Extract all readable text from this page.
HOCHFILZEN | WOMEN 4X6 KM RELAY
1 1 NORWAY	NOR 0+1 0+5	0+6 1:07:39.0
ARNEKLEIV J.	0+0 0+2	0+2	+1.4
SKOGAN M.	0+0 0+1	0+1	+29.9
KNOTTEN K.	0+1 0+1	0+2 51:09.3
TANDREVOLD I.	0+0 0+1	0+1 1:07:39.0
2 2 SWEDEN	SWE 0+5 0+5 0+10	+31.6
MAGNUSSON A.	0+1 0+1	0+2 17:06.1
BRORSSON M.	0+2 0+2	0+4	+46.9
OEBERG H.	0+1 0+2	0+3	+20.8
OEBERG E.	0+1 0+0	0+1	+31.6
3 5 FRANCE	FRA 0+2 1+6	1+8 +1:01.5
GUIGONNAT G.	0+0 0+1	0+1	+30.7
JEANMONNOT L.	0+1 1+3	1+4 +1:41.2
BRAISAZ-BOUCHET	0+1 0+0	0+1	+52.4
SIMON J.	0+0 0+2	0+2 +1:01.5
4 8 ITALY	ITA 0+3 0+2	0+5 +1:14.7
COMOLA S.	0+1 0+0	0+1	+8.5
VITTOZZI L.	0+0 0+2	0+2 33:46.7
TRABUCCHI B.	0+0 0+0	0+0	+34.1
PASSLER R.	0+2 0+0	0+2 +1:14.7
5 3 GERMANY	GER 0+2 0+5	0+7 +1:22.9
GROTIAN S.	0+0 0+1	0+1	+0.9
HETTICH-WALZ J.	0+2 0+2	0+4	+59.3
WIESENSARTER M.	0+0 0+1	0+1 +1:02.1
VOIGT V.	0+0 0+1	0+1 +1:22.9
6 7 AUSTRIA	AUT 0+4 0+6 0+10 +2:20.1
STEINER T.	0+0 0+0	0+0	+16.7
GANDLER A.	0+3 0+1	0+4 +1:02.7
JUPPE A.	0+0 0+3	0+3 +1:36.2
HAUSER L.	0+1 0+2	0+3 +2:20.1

=-=-=

**Brief**
Each line above that includes "OEBERG" should be shown.

**Solution below**
OEBERG H.	0+1 0+2	0+3	+20.8
OEBERG E.	0+1 0+0	0+1	+31.6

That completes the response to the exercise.